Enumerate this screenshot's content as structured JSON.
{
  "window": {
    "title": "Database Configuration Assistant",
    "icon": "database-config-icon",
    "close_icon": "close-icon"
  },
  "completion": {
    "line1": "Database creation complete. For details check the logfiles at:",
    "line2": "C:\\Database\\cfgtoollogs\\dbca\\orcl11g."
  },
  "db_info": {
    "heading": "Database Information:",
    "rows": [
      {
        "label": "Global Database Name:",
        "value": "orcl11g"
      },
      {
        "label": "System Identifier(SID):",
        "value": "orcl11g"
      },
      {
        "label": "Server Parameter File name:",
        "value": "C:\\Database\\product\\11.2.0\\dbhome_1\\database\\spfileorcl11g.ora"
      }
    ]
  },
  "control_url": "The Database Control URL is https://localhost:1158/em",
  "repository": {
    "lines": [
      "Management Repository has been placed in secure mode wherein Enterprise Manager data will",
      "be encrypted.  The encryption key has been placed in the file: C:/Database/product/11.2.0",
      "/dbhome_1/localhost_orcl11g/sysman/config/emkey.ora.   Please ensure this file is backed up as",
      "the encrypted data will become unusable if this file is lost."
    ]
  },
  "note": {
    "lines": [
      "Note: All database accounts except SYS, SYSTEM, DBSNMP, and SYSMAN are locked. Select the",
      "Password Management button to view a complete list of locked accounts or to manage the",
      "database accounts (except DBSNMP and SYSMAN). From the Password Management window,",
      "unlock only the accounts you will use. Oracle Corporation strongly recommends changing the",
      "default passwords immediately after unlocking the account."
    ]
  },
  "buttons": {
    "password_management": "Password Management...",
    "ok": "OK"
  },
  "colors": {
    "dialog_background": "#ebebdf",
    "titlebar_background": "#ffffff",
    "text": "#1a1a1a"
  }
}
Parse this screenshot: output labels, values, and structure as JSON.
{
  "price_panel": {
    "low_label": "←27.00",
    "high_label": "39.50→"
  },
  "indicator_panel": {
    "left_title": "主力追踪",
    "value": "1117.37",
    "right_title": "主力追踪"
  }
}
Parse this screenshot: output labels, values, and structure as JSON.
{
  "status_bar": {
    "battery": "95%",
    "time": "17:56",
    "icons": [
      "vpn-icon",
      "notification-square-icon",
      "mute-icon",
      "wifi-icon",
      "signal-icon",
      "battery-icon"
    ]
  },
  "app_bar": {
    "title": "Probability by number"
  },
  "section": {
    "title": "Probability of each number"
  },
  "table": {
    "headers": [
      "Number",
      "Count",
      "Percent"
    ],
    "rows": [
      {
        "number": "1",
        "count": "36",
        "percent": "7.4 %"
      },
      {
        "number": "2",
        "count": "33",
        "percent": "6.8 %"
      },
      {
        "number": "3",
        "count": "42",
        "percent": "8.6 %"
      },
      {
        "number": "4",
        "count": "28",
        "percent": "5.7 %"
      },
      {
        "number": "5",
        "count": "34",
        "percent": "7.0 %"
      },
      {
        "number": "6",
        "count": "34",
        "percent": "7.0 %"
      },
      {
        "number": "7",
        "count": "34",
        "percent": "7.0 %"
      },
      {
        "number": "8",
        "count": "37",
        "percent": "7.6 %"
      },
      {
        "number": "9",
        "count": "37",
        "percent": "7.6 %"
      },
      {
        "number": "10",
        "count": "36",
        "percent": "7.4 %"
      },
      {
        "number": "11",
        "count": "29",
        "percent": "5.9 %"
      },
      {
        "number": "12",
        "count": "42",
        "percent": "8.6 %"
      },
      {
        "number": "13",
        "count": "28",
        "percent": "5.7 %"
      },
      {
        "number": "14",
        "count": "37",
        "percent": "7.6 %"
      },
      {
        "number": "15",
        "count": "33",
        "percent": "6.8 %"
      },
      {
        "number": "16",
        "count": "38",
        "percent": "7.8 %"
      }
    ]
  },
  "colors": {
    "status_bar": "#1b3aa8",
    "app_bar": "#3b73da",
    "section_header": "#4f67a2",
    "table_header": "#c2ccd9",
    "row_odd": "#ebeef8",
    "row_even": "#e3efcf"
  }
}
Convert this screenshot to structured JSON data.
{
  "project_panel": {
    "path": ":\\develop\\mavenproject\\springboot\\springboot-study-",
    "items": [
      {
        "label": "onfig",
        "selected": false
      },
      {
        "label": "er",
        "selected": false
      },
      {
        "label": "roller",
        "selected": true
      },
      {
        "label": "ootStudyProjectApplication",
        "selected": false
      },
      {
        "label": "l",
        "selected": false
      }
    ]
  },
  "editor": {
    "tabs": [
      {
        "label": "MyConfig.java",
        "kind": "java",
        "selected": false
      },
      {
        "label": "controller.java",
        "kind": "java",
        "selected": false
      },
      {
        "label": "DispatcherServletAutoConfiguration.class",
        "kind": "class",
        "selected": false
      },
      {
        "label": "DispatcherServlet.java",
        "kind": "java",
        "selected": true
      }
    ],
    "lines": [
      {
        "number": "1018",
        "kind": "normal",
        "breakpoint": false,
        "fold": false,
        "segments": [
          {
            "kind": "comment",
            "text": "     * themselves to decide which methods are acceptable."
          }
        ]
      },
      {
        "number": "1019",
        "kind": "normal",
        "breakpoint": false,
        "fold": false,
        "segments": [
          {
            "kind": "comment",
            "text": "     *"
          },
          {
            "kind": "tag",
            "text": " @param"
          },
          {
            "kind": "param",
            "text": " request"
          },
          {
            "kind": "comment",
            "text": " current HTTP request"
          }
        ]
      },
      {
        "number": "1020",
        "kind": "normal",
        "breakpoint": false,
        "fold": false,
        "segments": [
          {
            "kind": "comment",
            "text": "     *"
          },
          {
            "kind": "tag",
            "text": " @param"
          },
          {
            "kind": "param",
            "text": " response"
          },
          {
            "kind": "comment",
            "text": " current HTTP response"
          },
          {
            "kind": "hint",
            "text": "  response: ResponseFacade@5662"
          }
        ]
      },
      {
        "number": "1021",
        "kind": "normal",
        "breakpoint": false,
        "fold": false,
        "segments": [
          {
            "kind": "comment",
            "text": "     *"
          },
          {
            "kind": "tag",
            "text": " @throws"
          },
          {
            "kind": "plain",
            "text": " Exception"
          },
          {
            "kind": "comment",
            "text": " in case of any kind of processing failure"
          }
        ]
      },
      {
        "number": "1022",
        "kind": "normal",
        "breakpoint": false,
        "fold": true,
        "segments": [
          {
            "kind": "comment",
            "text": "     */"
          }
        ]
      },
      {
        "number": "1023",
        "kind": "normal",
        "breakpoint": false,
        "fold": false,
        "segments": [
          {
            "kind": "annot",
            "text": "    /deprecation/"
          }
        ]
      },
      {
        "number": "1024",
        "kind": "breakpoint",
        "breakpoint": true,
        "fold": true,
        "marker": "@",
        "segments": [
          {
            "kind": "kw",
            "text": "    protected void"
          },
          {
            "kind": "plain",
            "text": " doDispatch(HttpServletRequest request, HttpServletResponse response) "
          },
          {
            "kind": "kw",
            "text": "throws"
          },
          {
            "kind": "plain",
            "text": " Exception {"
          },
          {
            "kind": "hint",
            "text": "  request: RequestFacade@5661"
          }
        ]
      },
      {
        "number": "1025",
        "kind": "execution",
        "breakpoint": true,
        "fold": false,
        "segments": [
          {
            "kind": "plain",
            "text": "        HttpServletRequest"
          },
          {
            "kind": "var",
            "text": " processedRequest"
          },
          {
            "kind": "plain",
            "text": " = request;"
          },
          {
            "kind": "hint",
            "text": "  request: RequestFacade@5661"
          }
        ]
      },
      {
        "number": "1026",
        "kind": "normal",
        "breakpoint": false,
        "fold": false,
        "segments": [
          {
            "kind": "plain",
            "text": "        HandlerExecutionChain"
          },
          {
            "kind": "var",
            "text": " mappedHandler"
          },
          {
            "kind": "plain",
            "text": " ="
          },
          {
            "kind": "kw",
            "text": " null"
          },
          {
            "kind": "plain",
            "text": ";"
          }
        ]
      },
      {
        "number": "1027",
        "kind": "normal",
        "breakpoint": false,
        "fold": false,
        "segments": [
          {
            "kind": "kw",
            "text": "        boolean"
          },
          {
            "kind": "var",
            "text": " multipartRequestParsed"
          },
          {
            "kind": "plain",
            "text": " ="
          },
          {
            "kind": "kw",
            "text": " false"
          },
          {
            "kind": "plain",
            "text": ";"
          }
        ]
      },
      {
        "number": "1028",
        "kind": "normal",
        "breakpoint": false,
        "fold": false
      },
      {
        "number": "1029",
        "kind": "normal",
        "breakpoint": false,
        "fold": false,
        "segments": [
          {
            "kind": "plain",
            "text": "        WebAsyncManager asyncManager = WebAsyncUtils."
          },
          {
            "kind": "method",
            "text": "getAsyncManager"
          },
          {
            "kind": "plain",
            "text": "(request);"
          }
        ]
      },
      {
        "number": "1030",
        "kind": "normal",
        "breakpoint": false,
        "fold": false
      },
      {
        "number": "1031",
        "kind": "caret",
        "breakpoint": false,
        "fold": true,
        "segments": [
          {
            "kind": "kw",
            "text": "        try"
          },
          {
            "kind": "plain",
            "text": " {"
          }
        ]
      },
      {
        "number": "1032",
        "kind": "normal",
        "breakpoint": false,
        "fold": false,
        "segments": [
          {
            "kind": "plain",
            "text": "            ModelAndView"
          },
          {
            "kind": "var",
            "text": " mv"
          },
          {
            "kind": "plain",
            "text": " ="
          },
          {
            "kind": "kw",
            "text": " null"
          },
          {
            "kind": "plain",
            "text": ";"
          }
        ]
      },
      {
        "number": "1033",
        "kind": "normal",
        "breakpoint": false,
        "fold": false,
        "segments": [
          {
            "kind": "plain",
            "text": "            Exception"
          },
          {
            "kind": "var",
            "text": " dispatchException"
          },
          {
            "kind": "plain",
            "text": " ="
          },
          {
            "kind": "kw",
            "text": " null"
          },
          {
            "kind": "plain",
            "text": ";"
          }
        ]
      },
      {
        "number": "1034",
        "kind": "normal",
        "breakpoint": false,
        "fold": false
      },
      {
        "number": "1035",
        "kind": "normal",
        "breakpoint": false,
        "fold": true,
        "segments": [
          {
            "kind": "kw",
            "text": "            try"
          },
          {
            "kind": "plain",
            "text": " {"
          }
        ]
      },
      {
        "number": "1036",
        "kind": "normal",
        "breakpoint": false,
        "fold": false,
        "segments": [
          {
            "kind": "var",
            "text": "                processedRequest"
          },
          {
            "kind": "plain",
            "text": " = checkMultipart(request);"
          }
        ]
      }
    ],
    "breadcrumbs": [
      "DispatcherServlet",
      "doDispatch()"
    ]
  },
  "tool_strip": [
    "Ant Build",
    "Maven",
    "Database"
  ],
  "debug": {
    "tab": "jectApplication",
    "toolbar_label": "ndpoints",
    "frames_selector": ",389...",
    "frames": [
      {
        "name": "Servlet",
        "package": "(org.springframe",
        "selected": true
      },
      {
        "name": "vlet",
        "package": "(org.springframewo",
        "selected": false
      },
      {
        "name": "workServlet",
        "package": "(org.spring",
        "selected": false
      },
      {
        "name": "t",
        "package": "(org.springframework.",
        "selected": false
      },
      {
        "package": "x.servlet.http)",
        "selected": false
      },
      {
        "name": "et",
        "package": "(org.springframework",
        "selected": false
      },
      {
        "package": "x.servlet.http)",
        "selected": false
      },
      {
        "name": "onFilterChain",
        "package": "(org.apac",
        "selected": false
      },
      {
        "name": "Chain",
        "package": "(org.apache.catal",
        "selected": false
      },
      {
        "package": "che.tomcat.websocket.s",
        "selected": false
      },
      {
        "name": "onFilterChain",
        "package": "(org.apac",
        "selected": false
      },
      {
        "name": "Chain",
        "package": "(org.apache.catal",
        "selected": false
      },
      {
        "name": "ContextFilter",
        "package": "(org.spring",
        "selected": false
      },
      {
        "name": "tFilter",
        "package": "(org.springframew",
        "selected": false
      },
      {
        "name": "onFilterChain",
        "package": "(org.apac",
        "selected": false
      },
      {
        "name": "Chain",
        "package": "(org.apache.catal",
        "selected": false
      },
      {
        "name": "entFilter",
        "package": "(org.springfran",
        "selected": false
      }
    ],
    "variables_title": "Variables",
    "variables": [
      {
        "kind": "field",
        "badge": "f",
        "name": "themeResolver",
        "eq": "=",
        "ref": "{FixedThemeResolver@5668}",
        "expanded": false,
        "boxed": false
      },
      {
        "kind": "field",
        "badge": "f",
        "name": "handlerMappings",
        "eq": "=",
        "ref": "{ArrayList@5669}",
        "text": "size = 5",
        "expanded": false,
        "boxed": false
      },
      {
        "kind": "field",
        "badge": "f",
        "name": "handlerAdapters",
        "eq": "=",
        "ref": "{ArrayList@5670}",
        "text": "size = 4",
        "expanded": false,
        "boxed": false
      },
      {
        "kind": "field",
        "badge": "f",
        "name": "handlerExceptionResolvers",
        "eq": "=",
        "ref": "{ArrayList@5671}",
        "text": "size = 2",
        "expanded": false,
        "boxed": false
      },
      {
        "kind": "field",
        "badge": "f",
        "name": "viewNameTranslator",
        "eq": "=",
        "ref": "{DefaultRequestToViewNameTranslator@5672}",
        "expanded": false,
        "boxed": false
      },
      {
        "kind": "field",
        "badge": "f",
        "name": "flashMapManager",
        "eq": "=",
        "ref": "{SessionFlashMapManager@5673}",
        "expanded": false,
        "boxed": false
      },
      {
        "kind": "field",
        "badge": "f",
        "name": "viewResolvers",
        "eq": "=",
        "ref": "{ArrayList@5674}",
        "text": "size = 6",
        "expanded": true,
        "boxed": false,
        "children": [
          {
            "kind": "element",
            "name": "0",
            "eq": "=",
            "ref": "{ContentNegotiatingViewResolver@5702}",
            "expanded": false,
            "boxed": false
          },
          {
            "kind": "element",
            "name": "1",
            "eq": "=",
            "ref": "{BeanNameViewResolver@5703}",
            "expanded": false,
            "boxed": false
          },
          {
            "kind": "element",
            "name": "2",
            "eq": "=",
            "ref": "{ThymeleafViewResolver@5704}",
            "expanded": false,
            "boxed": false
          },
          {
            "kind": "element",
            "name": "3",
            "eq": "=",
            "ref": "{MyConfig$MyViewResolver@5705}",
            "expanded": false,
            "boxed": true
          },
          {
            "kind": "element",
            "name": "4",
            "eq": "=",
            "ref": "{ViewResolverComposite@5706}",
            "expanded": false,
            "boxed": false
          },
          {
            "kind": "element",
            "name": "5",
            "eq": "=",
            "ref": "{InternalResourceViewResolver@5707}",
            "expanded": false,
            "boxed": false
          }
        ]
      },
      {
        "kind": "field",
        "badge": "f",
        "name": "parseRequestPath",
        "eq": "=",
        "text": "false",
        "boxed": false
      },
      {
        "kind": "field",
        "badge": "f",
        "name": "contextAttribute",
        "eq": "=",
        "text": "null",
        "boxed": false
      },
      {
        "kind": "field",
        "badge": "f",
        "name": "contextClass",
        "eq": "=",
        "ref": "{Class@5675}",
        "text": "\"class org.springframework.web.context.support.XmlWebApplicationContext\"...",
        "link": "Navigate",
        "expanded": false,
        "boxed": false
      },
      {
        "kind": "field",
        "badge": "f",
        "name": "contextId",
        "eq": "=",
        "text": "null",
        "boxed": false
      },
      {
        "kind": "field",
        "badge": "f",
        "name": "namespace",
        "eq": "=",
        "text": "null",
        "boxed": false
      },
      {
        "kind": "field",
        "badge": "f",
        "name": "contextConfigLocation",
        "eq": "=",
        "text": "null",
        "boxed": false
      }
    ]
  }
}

- **GIVEN TASK**
In the records above, how many lines include "current"? Give that number and nothing more.

- **THE RESPONSE**
2